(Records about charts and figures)
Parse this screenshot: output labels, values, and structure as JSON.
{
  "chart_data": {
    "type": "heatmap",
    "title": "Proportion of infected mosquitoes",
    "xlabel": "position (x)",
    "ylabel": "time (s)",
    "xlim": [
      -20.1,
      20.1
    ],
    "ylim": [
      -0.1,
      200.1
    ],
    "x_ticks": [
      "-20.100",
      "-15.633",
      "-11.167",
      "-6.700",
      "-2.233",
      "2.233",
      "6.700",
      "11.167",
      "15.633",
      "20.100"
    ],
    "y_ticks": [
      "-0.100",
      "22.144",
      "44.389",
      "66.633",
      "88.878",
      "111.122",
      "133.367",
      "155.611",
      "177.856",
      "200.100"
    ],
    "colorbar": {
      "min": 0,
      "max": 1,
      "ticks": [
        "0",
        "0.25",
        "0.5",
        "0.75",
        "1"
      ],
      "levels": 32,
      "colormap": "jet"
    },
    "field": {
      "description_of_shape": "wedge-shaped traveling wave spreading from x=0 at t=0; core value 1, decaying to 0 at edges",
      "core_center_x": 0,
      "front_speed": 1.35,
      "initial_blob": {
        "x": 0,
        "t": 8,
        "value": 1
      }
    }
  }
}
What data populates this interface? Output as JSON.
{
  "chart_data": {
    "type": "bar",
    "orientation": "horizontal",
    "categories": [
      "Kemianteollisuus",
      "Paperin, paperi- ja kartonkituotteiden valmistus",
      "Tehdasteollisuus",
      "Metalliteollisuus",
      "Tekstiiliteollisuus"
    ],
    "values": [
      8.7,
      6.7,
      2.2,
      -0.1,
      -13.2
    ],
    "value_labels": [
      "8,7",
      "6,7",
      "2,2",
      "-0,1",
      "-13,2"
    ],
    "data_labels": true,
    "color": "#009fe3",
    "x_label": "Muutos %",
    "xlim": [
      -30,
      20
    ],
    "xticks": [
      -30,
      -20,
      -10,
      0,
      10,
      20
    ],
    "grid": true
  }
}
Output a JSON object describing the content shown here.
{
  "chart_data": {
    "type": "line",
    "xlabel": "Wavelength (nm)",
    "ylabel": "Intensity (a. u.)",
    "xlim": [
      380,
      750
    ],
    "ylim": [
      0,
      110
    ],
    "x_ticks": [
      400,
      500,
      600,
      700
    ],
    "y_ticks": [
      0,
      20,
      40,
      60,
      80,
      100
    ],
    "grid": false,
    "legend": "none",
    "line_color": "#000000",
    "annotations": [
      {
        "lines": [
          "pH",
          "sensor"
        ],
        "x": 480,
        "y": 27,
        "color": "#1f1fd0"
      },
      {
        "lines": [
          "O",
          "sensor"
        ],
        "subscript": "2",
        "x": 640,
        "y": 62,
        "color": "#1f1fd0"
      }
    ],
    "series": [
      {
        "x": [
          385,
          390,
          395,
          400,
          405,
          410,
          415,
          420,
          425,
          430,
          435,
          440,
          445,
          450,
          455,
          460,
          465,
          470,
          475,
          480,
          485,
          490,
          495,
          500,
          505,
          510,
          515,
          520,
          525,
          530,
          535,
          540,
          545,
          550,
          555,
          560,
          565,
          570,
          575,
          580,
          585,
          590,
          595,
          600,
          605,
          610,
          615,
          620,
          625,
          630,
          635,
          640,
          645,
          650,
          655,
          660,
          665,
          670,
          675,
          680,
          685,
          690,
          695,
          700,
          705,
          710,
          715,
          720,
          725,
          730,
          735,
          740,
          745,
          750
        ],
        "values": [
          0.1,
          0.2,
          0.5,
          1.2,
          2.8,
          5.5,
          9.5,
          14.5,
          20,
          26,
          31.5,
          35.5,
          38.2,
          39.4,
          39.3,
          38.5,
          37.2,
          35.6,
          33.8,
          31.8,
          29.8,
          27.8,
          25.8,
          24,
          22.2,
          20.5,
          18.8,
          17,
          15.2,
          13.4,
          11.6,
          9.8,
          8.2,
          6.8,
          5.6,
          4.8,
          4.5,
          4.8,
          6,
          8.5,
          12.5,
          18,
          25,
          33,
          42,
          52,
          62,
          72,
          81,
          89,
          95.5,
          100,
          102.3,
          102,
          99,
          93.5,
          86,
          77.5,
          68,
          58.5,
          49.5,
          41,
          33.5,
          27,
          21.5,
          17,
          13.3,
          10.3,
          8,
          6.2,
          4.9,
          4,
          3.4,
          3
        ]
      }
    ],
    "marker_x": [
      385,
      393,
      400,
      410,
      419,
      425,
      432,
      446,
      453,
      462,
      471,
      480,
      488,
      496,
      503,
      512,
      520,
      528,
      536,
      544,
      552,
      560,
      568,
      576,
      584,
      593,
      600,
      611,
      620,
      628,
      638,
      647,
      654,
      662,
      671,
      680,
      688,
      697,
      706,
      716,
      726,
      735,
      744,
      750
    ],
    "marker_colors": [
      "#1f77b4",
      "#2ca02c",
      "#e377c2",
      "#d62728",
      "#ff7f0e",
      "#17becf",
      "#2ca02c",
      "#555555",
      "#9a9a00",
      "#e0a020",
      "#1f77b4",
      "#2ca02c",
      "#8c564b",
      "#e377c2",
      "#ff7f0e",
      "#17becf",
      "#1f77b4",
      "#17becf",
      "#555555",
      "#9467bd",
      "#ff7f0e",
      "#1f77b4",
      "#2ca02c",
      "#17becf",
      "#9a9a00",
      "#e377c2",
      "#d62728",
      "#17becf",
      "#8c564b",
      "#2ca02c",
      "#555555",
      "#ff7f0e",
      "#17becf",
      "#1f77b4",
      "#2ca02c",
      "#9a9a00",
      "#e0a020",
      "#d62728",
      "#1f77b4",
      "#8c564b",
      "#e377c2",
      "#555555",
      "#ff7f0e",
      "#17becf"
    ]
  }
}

### [WHAT TO PRODUCE]
Copy every line of the records word for word.

### [RESPONSE BELOW]
Parse this screenshot: output labels, values, and structure as JSON.
{
  "chart_data": {
    "type": "heatmap",
    "title": "Proportion of infected mosquitoes",
    "xlabel": "position (x)",
    "ylabel": "time (s)",
    "xlim": [
      -20.1,
      20.1
    ],
    "ylim": [
      -0.1,
      200.1
    ],
    "x_ticks": [
      "-20.100",
      "-15.633",
      "-11.167",
      "-6.700",
      "-2.233",
      "2.233",
      "6.700",
      "11.167",
      "15.633",
      "20.100"
    ],
    "y_ticks": [
      "-0.100",
      "22.144",
      "44.389",
      "66.633",
      "88.878",
      "111.122",
      "133.367",
      "155.611",
      "177.856",
      "200.100"
    ],
    "colorbar": {
      "min": 0,
      "max": 1,
      "ticks": [
        "0",
        "0.25",
        "0.5",
        "0.75",
        "1"
      ],
      "levels": 32,
      "colormap": "jet"
    },
    "field": {
      "description_of_shape": "wedge-shaped traveling wave spreading from x=0 at t=0; core value 1, decaying to 0 at edges",
      "core_center_x": 0,
      "front_speed": 1.35,
      "initial_blob": {
        "x": 0,
        "t": 8,
        "value": 1
      }
    }
  }
}
What data populates this interface? Output as JSON.
{
  "chart_data": {
    "type": "bar",
    "orientation": "horizontal",
    "categories": [
      "Kemianteollisuus",
      "Paperin, paperi- ja kartonkituotteiden valmistus",
      "Tehdasteollisuus",
      "Metalliteollisuus",
      "Tekstiiliteollisuus"
    ],
    "values": [
      8.7,
      6.7,
      2.2,
      -0.1,
      -13.2
    ],
    "value_labels": [
      "8,7",
      "6,7",
      "2,2",
      "-0,1",
      "-13,2"
    ],
    "data_labels": true,
    "color": "#009fe3",
    "x_label": "Muutos %",
    "xlim": [
      -30,
      20
    ],
    "xticks": [
      -30,
      -20,
      -10,
      0,
      10,
      20
    ],
    "grid": true
  }
}
Output a JSON object describing the content shown here.
{
  "chart_data": {
    "type": "line",
    "xlabel": "Wavelength (nm)",
    "ylabel": "Intensity (a. u.)",
    "xlim": [
      380,
      750
    ],
    "ylim": [
      0,
      110
    ],
    "x_ticks": [
      400,
      500,
      600,
      700
    ],
    "y_ticks": [
      0,
      20,
      40,
      60,
      80,
      100
    ],
    "grid": false,
    "legend": "none",
    "line_color": "#000000",
    "annotations": [
      {
        "lines": [
          "pH",
          "sensor"
        ],
        "x": 480,
        "y": 27,
        "color": "#1f1fd0"
      },
      {
        "lines": [
          "O",
          "sensor"
        ],
        "subscript": "2",
        "x": 640,
        "y": 62,
        "color": "#1f1fd0"
      }
    ],
    "series": [
      {
        "x": [
          385,
          390,
          395,
          400,
          405,
          410,
          415,
          420,
          425,
          430,
          435,
          440,
          445,
          450,
          455,
          460,
          465,
          470,
          475,
          480,
          485,
          490,
          495,
          500,
          505,
          510,
          515,
          520,
          525,
          530,
          535,
          540,
          545,
          550,
          555,
          560,
          565,
          570,
          575,
          580,
          585,
          590,
          595,
          600,
          605,
          610,
          615,
          620,
          625,
          630,
          635,
          640,
          645,
          650,
          655,
          660,
          665,
          670,
          675,
          680,
          685,
          690,
          695,
          700,
          705,
          710,
          715,
          720,
          725,
          730,
          735,
          740,
          745,
          750
        ],
        "values": [
          0.1,
          0.2,
          0.5,
          1.2,
          2.8,
          5.5,
          9.5,
          14.5,
          20,
          26,
          31.5,
          35.5,
          38.2,
          39.4,
          39.3,
          38.5,
          37.2,
          35.6,
          33.8,
          31.8,
          29.8,
          27.8,
          25.8,
          24,
          22.2,
          20.5,
          18.8,
          17,
          15.2,
          13.4,
          11.6,
          9.8,
          8.2,
          6.8,
          5.6,
          4.8,
          4.5,
          4.8,
          6,
          8.5,
          12.5,
          18,
          25,
          33,
          42,
          52,
          62,
          72,
          81,
          89,
          95.5,
          100,
          102.3,
          102,
          99,
          93.5,
          86,
          77.5,
          68,
          58.5,
          49.5,
          41,
          33.5,
          27,
          21.5,
          17,
          13.3,
          10.3,
          8,
          6.2,
          4.9,
          4,
          3.4,
          3
        ]
      }
    ],
    "marker_x": [
      385,
      393,
      400,
      410,
      419,
      425,
      432,
      446,
      453,
      462,
      471,
      480,
      488,
      496,
      503,
      512,
      520,
      528,
      536,
      544,
      552,
      560,
      568,
      576,
      584,
      593,
      600,
      611,
      620,
      628,
      638,
      647,
      654,
      662,
      671,
      680,
      688,
      697,
      706,
      716,
      726,
      735,
      744,
      750
    ],
    "marker_colors": [
      "#1f77b4",
      "#2ca02c",
      "#e377c2",
      "#d62728",
      "#ff7f0e",
      "#17becf",
      "#2ca02c",
      "#555555",
      "#9a9a00",
      "#e0a020",
      "#1f77b4",
      "#2ca02c",
      "#8c564b",
      "#e377c2",
      "#ff7f0e",
      "#17becf",
      "#1f77b4",
      "#17becf",
      "#555555",
      "#9467bd",
      "#ff7f0e",
      "#1f77b4",
      "#2ca02c",
      "#17becf",
      "#9a9a00",
      "#e377c2",
      "#d62728",
      "#17becf",
      "#8c564b",
      "#2ca02c",
      "#555555",
      "#ff7f0e",
      "#17becf",
      "#1f77b4",
      "#2ca02c",
      "#9a9a00",
      "#e0a020",
      "#d62728",
      "#1f77b4",
      "#8c564b",
      "#e377c2",
      "#555555",
      "#ff7f0e",
      "#17becf"
    ]
  }
}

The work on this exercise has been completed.